START

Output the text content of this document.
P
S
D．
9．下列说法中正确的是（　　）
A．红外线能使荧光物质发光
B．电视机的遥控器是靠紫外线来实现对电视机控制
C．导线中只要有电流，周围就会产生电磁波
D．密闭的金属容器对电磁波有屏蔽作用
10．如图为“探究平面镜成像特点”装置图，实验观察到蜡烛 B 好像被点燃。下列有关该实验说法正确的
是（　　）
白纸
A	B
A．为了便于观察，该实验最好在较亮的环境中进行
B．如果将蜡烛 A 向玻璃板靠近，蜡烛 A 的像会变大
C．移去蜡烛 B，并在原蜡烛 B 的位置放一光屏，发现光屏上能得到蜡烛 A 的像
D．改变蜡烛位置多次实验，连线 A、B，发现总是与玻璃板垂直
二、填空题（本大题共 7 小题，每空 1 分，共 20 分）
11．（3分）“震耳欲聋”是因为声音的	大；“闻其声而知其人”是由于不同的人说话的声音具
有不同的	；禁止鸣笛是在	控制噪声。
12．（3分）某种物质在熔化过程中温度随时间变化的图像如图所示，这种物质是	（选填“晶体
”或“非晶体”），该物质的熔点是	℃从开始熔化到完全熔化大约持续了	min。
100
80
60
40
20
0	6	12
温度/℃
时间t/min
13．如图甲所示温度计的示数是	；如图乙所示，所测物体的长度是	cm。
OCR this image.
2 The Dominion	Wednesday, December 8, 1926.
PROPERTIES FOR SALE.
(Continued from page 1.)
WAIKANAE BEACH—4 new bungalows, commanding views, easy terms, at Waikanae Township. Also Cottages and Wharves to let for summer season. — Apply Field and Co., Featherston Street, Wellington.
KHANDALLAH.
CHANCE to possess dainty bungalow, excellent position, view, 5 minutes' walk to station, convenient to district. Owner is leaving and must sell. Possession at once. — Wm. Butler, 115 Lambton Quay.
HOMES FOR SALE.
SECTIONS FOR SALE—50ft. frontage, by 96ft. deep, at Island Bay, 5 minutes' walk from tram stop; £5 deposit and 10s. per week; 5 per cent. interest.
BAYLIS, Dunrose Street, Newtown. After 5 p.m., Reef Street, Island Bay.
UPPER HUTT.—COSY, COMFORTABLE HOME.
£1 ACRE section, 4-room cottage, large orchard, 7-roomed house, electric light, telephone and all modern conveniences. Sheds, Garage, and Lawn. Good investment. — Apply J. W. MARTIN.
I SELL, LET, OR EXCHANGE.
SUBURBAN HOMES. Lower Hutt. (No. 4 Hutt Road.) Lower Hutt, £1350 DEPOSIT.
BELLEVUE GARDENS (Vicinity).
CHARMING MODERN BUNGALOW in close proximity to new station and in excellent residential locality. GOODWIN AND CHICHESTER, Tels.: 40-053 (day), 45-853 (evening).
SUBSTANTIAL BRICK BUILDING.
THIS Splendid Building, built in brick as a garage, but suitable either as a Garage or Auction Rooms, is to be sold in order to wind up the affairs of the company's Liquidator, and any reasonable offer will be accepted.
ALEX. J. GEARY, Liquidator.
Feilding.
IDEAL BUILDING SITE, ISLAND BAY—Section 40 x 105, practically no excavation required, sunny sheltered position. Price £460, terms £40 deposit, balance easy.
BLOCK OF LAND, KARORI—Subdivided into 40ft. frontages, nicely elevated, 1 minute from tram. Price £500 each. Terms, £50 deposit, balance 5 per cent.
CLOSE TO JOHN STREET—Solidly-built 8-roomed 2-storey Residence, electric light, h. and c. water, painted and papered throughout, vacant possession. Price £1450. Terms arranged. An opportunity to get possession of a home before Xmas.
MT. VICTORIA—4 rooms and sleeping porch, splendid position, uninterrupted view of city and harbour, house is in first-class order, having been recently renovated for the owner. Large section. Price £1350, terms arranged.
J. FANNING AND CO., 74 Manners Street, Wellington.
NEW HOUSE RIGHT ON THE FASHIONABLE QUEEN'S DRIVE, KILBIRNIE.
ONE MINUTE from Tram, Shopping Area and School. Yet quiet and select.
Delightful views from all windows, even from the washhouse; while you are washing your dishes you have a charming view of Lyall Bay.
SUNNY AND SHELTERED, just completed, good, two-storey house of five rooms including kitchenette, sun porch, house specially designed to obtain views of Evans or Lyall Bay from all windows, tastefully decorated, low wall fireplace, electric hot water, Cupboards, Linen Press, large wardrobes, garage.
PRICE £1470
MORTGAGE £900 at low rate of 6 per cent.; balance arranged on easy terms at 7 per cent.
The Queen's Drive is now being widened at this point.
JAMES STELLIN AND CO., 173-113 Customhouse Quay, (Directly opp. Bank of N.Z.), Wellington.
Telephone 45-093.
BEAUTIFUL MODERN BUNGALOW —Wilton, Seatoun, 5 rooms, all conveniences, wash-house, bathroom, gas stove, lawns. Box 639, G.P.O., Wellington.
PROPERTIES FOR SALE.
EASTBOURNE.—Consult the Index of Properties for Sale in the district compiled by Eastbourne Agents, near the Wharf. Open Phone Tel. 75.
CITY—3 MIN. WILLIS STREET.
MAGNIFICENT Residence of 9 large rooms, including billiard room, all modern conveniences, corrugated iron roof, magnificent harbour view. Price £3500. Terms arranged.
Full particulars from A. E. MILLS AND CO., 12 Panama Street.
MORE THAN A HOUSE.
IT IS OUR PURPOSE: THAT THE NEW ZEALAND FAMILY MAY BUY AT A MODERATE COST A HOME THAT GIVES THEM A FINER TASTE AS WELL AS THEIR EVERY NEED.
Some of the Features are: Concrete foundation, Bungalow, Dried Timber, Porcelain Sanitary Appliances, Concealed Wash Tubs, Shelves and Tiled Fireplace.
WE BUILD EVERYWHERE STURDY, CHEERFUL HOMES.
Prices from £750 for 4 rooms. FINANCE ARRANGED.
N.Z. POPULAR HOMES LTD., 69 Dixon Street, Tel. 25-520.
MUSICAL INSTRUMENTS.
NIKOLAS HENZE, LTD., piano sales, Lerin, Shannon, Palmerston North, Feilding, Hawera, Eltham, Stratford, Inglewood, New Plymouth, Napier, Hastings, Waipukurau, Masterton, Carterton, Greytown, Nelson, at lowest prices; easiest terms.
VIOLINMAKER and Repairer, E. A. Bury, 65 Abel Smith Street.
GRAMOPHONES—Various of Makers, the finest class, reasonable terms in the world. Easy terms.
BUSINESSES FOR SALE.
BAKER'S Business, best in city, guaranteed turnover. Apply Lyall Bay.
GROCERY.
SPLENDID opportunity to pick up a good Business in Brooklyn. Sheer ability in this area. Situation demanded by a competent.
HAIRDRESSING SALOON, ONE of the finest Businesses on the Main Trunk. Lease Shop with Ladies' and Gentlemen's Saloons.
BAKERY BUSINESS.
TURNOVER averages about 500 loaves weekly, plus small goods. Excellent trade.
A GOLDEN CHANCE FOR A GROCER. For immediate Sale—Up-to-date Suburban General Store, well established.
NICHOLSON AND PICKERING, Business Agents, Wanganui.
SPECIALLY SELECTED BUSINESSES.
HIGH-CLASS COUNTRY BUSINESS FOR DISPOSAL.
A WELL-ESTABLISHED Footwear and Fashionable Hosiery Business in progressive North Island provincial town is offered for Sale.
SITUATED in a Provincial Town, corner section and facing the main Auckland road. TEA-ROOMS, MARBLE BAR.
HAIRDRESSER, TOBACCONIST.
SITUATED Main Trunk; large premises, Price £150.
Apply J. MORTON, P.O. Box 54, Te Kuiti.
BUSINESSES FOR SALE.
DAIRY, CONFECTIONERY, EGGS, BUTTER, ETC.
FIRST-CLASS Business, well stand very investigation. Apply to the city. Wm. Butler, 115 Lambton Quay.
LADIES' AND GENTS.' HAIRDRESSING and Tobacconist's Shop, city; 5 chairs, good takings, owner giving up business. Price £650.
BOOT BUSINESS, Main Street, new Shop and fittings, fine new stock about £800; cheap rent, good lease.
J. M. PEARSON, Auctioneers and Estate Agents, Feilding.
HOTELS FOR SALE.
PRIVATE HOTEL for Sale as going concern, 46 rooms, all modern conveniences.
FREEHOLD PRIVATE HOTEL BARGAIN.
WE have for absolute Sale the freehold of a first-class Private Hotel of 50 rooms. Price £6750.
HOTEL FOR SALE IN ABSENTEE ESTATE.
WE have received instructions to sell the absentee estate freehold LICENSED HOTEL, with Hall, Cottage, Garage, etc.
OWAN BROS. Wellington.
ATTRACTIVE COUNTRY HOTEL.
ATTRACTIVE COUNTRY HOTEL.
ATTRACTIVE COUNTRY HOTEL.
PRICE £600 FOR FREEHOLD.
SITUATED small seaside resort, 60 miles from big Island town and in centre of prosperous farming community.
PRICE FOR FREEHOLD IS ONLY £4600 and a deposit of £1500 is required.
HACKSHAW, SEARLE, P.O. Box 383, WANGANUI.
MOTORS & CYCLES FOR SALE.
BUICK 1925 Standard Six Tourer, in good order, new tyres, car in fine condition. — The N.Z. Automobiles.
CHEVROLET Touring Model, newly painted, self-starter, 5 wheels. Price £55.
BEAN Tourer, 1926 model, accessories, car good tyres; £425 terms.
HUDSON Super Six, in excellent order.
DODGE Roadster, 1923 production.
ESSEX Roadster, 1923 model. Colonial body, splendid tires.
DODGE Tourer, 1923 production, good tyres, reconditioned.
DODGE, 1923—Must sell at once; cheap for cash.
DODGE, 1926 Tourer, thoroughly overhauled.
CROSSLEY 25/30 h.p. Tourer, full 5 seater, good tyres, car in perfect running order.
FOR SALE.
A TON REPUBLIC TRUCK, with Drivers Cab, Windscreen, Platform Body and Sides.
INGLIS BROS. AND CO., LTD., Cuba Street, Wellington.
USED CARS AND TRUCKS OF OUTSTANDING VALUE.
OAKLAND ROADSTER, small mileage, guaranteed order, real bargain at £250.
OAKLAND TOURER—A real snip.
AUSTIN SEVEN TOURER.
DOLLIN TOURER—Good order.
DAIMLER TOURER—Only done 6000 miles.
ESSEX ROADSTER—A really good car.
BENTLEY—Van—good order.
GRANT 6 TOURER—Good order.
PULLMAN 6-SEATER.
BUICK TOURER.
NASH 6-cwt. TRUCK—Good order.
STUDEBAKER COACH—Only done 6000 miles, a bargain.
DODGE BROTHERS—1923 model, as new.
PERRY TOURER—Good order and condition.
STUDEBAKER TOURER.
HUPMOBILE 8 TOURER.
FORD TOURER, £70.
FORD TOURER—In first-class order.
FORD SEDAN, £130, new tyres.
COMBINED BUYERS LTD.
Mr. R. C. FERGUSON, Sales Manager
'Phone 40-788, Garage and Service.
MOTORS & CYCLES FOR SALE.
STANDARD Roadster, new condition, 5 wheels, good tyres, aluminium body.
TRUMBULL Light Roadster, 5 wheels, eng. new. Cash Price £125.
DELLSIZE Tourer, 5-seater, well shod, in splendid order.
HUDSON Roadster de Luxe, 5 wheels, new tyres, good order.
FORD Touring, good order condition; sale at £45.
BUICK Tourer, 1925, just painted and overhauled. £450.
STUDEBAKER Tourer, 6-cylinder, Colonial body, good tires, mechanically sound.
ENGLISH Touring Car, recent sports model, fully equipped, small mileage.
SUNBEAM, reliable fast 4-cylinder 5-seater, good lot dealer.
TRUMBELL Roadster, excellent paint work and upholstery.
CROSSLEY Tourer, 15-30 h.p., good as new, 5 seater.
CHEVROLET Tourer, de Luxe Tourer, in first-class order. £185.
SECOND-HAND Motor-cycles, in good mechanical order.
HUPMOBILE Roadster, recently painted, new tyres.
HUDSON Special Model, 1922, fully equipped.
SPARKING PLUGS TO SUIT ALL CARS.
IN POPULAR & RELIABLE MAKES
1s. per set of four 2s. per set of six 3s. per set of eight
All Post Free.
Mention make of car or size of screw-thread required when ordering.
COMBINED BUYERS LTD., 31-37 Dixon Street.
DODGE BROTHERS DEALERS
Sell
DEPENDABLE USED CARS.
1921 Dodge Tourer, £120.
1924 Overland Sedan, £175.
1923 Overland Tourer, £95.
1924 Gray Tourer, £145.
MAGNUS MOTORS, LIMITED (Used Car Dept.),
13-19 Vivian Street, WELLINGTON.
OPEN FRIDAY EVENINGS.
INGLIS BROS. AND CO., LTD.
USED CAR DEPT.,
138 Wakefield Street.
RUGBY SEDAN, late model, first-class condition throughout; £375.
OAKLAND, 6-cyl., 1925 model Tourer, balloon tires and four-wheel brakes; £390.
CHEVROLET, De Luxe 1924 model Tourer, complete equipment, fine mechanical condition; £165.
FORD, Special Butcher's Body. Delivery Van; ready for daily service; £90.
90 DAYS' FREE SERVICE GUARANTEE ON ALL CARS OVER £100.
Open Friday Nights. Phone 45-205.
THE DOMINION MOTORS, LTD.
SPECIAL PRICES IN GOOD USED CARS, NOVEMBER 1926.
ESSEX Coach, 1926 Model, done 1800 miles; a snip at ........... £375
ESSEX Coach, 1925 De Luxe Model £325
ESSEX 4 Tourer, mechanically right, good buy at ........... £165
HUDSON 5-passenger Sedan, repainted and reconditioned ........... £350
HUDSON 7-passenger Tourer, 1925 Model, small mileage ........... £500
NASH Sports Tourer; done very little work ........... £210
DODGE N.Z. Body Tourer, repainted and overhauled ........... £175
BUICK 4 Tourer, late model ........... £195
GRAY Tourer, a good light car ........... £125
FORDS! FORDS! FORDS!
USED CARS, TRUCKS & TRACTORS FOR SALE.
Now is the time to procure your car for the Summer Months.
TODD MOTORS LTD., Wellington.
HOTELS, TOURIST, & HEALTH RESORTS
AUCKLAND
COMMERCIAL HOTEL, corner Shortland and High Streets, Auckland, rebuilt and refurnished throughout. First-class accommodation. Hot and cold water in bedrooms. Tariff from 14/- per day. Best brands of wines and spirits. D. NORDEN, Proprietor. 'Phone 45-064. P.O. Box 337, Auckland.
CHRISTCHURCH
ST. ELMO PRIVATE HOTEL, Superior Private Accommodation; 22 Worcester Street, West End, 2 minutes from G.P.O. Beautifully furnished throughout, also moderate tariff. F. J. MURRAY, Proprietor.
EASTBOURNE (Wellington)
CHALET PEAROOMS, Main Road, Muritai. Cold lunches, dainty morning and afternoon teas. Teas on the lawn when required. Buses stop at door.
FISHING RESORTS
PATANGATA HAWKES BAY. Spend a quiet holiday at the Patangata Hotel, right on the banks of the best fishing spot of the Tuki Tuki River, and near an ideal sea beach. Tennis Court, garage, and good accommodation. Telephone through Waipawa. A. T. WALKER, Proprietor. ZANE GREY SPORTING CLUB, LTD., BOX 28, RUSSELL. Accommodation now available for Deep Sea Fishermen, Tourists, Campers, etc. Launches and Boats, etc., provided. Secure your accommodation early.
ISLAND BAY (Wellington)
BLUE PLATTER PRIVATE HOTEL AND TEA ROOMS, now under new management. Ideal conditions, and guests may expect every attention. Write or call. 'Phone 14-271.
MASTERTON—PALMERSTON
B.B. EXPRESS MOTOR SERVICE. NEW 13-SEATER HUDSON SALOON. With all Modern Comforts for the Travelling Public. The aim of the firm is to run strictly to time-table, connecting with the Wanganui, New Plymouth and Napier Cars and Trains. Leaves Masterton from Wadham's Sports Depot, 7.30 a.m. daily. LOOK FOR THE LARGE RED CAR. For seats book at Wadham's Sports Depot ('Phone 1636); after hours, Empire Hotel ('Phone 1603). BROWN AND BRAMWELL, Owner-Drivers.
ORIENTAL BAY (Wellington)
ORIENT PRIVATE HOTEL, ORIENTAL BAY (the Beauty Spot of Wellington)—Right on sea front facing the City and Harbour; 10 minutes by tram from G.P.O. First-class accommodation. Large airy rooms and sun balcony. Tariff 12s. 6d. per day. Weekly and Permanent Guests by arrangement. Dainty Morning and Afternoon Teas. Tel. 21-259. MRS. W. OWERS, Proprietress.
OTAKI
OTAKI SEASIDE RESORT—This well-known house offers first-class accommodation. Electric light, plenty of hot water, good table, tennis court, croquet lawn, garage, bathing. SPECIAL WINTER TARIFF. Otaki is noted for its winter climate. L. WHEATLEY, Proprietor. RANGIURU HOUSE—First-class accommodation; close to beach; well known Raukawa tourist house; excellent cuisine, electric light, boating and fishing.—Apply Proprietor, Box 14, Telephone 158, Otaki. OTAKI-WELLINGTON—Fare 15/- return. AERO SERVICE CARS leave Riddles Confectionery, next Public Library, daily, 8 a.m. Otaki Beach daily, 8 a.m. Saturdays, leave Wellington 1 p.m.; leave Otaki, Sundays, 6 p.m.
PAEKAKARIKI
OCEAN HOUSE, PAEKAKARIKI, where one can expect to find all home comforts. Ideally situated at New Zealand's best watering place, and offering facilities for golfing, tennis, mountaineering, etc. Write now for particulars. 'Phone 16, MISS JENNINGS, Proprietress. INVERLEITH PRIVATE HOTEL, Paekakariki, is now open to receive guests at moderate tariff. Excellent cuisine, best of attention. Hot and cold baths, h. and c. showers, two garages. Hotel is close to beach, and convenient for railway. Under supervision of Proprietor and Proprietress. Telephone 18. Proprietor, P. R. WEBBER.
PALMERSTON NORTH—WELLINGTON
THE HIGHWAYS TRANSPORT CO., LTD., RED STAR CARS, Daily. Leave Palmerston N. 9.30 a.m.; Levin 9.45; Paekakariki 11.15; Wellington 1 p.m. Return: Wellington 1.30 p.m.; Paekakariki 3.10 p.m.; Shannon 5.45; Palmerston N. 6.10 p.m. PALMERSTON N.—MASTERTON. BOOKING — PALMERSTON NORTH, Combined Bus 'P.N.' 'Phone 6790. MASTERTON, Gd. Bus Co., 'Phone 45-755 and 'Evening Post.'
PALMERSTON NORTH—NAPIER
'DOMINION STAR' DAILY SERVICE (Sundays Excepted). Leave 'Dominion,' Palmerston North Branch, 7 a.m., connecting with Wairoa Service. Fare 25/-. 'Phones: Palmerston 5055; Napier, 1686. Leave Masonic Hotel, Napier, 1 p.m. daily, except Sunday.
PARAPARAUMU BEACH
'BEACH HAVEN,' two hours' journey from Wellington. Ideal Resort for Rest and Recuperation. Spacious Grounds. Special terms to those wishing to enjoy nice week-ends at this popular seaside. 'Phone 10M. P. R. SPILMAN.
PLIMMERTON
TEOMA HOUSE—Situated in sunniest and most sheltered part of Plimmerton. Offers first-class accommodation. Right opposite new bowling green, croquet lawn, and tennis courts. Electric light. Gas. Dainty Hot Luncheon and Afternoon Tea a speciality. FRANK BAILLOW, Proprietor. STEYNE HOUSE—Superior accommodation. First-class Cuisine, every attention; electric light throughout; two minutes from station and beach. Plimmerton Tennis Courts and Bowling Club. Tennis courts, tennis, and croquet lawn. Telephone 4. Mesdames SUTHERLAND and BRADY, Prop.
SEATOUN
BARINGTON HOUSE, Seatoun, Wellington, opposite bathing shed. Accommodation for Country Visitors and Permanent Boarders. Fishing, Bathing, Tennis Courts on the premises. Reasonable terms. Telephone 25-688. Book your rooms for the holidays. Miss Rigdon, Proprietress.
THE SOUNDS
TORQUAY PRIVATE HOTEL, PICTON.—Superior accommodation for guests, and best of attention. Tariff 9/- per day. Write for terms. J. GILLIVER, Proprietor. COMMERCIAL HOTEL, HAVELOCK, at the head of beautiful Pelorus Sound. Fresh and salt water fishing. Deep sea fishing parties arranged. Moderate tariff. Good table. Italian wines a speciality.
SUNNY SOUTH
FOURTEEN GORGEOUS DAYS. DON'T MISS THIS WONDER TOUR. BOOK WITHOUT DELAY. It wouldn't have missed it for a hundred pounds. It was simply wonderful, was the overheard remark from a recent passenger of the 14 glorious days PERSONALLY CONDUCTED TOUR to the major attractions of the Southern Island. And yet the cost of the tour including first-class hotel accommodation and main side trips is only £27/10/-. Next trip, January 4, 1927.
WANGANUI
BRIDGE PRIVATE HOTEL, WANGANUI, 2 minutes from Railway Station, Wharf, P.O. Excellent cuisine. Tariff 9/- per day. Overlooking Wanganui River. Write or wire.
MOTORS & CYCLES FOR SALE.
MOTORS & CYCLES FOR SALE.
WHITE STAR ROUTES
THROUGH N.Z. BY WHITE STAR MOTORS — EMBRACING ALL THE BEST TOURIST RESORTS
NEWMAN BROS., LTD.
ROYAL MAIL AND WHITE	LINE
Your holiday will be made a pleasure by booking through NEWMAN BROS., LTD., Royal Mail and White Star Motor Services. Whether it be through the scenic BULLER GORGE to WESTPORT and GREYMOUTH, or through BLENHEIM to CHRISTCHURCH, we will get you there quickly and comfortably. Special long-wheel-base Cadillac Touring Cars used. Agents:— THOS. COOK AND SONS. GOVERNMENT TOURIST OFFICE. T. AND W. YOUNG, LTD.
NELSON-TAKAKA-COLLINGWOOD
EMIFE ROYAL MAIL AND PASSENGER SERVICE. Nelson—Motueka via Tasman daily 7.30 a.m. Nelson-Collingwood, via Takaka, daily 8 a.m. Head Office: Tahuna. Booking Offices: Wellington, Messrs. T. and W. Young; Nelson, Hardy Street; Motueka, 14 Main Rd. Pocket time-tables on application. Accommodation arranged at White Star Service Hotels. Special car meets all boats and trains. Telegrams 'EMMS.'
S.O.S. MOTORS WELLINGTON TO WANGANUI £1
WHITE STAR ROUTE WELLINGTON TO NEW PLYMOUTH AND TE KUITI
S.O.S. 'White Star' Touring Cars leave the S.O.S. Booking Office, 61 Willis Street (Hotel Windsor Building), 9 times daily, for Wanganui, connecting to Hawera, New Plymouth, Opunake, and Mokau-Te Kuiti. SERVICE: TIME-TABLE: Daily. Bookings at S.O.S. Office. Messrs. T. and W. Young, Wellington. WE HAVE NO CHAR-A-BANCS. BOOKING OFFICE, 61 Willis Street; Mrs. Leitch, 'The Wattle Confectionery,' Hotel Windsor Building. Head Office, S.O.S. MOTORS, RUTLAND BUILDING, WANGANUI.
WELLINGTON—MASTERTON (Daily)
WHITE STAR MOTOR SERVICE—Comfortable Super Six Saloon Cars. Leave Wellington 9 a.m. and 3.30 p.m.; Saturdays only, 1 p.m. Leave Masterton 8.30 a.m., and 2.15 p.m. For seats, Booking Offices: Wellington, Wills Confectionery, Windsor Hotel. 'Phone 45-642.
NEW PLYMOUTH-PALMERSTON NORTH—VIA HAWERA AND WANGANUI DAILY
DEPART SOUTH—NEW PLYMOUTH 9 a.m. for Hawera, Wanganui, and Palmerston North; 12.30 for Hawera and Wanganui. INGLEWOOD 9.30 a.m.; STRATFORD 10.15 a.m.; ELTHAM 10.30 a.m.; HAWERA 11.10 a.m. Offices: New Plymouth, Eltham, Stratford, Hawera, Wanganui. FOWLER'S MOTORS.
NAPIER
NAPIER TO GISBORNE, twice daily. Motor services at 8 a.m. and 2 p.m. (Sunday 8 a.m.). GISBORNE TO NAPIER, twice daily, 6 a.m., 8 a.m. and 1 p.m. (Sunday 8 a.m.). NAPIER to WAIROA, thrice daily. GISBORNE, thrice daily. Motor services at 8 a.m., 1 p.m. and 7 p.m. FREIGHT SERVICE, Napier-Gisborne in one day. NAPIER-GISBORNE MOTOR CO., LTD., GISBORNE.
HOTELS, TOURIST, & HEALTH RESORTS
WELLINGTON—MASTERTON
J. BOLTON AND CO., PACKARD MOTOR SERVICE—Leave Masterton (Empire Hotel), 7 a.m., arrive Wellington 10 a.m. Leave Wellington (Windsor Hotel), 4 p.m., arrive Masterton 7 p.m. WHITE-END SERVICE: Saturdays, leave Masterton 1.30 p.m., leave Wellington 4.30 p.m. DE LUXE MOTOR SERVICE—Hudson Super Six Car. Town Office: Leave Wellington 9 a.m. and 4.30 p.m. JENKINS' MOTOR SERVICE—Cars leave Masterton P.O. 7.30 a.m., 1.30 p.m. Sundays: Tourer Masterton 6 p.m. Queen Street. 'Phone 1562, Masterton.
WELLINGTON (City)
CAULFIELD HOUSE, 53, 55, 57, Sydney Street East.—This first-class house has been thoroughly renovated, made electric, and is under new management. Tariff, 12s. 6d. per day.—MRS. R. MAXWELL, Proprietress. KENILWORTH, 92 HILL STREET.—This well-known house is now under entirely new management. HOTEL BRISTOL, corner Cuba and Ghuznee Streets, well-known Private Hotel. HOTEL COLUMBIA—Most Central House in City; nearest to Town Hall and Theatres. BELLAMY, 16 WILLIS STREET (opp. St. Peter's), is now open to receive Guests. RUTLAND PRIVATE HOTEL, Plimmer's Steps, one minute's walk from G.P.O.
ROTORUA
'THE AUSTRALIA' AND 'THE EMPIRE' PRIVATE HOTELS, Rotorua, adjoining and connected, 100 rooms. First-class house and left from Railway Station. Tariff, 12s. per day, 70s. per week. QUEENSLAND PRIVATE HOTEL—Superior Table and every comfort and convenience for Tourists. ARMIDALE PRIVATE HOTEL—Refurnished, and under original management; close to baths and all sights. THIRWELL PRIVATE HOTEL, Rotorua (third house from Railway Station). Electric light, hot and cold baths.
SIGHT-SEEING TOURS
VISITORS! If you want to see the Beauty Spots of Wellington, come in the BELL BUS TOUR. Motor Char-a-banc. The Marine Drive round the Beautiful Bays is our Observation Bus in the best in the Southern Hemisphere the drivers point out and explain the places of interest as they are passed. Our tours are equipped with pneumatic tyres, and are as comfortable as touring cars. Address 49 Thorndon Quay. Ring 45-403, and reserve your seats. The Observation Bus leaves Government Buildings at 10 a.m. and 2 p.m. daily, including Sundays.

END

BRIEF.
Show the lines of the material that contain the word "HUPMOBILE".

EXPECTED OUTPUT.
HUPMOBILE 8 TOURER.
HUPMOBILE Roadster, recently painted, new tyres.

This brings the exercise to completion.